[The task]: In the entries below, find every line with "아이파르" and copy it.

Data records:
※ ※ ※

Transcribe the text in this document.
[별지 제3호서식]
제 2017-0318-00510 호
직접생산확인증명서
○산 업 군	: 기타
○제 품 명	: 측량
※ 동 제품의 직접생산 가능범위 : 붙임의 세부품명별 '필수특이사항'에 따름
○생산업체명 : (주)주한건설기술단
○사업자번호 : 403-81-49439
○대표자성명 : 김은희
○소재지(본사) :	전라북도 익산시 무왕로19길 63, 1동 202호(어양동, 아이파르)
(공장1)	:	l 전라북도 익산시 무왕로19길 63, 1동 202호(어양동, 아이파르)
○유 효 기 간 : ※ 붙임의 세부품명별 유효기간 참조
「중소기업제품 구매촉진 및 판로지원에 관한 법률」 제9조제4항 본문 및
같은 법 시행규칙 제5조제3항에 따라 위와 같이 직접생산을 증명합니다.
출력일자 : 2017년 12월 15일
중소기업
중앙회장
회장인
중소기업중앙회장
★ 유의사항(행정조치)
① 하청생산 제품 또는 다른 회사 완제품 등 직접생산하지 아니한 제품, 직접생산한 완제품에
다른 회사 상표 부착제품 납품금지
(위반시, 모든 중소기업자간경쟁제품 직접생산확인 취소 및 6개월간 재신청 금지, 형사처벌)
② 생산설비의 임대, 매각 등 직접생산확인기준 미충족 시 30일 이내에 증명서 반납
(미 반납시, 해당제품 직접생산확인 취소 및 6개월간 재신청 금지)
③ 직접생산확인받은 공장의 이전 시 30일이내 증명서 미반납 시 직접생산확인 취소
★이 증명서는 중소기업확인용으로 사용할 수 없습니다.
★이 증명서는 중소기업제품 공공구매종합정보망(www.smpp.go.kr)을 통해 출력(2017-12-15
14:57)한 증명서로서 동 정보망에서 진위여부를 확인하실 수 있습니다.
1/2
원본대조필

※ ※ ※

[The reply]:
○소재지(본사) :	전라북도 익산시 무왕로19길 63, 1동 202호(어양동, 아이파르)
(공장1)	:	l 전라북도 익산시 무왕로19길 63, 1동 202호(어양동, 아이파르)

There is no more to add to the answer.